## [ABOUT THIS EXERCISE]
Give the data again exactly, without images.

## [SUPPLIED RECORDS]
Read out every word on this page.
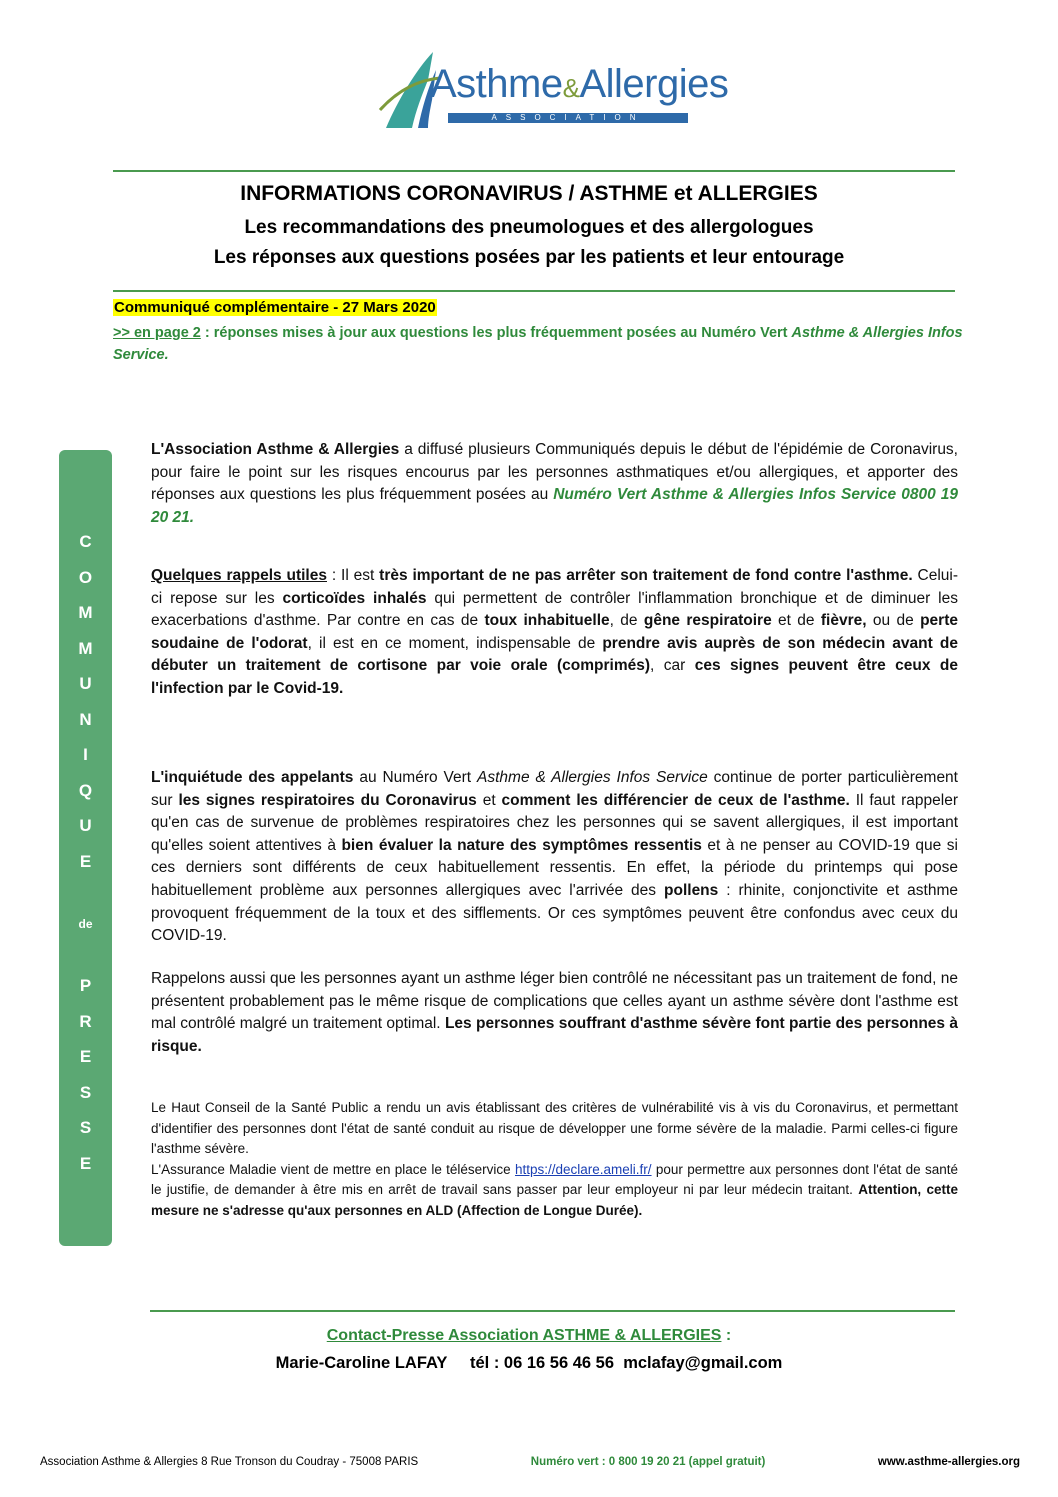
Asthme&Allergies
ASSOCIATION
INFORMATIONS CORONAVIRUS / ASTHME et ALLERGIES
Les recommandations des pneumologues et des allergologues
Les réponses aux questions posées par les patients et leur entourage
Communiqué complémentaire - 27 Mars 2020
>> en page 2 : réponses mises à jour aux questions les plus fréquemment posées au Numéro Vert Asthme & Allergies Infos Service.
C
O
M
M
U
N
I
Q
U
E
de
P
R
E
S
S
E
L'Association Asthme & Allergies a diffusé plusieurs Communiqués depuis le début de l'épidémie de Coronavirus, pour faire le point sur les risques encourus par les personnes asthmatiques et/ou allergiques, et apporter des réponses aux questions les plus fréquemment posées au Numéro Vert Asthme & Allergies Infos Service 0800 19 20 21.
Quelques rappels utiles : Il est très important de ne pas arrêter son traitement de fond contre l'asthme. Celui-ci repose sur les corticoïdes inhalés qui permettent de contrôler l'inflammation bronchique et de diminuer les exacerbations d'asthme. Par contre en cas de toux inhabituelle, de gêne respiratoire et de fièvre, ou de perte soudaine de l'odorat, il est en ce moment, indispensable de prendre avis auprès de son médecin avant de débuter un traitement de cortisone par voie orale (comprimés), car ces signes peuvent être ceux de l'infection par le Covid-19.
L'inquiétude des appelants au Numéro Vert Asthme & Allergies Infos Service continue de porter particulièrement sur les signes respiratoires du Coronavirus et comment les différencier de ceux de l'asthme. Il faut rappeler qu'en cas de survenue de problèmes respiratoires chez les personnes qui se savent allergiques, il est important qu'elles soient attentives à bien évaluer la nature des symptômes ressentis et à ne penser au COVID-19 que si ces derniers sont différents de ceux habituellement ressentis. En effet, la période du printemps qui pose habituellement problème aux personnes allergiques avec l'arrivée des pollens : rhinite, conjonctivite et asthme provoquent fréquemment de la toux et des sifflements. Or ces symptômes peuvent être confondus avec ceux du COVID-19.
Rappelons aussi que les personnes ayant un asthme léger bien contrôlé ne nécessitant pas un traitement de fond, ne présentent probablement pas le même risque de complications que celles ayant un asthme sévère dont l'asthme est mal contrôlé malgré un traitement optimal. Les personnes souffrant d'asthme sévère font partie des personnes à risque.
Le Haut Conseil de la Santé Public a rendu un avis établissant des critères de vulnérabilité vis à vis du Coronavirus, et permettant d'identifier des personnes dont l'état de santé conduit au risque de développer une forme sévère de la maladie. Parmi celles-ci figure l'asthme sévère.
L'Assurance Maladie vient de mettre en place le téléservice https://declare.ameli.fr/ pour permettre aux personnes dont l'état de santé le justifie, de demander à être mis en arrêt de travail sans passer par leur employeur ni par leur médecin traitant. Attention, cette mesure ne s'adresse qu'aux personnes en ALD (Affection de Longue Durée).
Contact-Presse Association ASTHME & ALLERGIES :
Marie-Caroline LAFAY     tél : 06 16 56 46 56  mclafay@gmail.com
Association Asthme & Allergies 8 Rue Tronson du Coudray - 75008 PARIS	Numéro vert : 0 800 19 20 21 (appel gratuit)	www.asthme-allergies.org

## [RESULT OF THIS TASK]
Read out every word on this page.
Asthme&Allergies
ASSOCIATION
INFORMATIONS CORONAVIRUS / ASTHME et ALLERGIES
Les recommandations des pneumologues et des allergologues
Les réponses aux questions posées par les patients et leur entourage
Communiqué complémentaire - 27 Mars 2020
>> en page 2 : réponses mises à jour aux questions les plus fréquemment posées au Numéro Vert Asthme & Allergies Infos Service.
C
O
M
M
U
N
I
Q
U
E
de
P
R
E
S
S
E
L'Association Asthme & Allergies a diffusé plusieurs Communiqués depuis le début de l'épidémie de Coronavirus, pour faire le point sur les risques encourus par les personnes asthmatiques et/ou allergiques, et apporter des réponses aux questions les plus fréquemment posées au Numéro Vert Asthme & Allergies Infos Service 0800 19 20 21.
Quelques rappels utiles : Il est très important de ne pas arrêter son traitement de fond contre l'asthme. Celui-ci repose sur les corticoïdes inhalés qui permettent de contrôler l'inflammation bronchique et de diminuer les exacerbations d'asthme. Par contre en cas de toux inhabituelle, de gêne respiratoire et de fièvre, ou de perte soudaine de l'odorat, il est en ce moment, indispensable de prendre avis auprès de son médecin avant de débuter un traitement de cortisone par voie orale (comprimés), car ces signes peuvent être ceux de l'infection par le Covid-19.
L'inquiétude des appelants au Numéro Vert Asthme & Allergies Infos Service continue de porter particulièrement sur les signes respiratoires du Coronavirus et comment les différencier de ceux de l'asthme. Il faut rappeler qu'en cas de survenue de problèmes respiratoires chez les personnes qui se savent allergiques, il est important qu'elles soient attentives à bien évaluer la nature des symptômes ressentis et à ne penser au COVID-19 que si ces derniers sont différents de ceux habituellement ressentis. En effet, la période du printemps qui pose habituellement problème aux personnes allergiques avec l'arrivée des pollens : rhinite, conjonctivite et asthme provoquent fréquemment de la toux et des sifflements. Or ces symptômes peuvent être confondus avec ceux du COVID-19.
Rappelons aussi que les personnes ayant un asthme léger bien contrôlé ne nécessitant pas un traitement de fond, ne présentent probablement pas le même risque de complications que celles ayant un asthme sévère dont l'asthme est mal contrôlé malgré un traitement optimal. Les personnes souffrant d'asthme sévère font partie des personnes à risque.
Le Haut Conseil de la Santé Public a rendu un avis établissant des critères de vulnérabilité vis à vis du Coronavirus, et permettant d'identifier des personnes dont l'état de santé conduit au risque de développer une forme sévère de la maladie. Parmi celles-ci figure l'asthme sévère.
L'Assurance Maladie vient de mettre en place le téléservice https://declare.ameli.fr/ pour permettre aux personnes dont l'état de santé le justifie, de demander à être mis en arrêt de travail sans passer par leur employeur ni par leur médecin traitant. Attention, cette mesure ne s'adresse qu'aux personnes en ALD (Affection de Longue Durée).
Contact-Presse Association ASTHME & ALLERGIES :
Marie-Caroline LAFAY     tél : 06 16 56 46 56  mclafay@gmail.com
Association Asthme & Allergies 8 Rue Tronson du Coudray - 75008 PARIS	Numéro vert : 0 800 19 20 21 (appel gratuit)	www.asthme-allergies.org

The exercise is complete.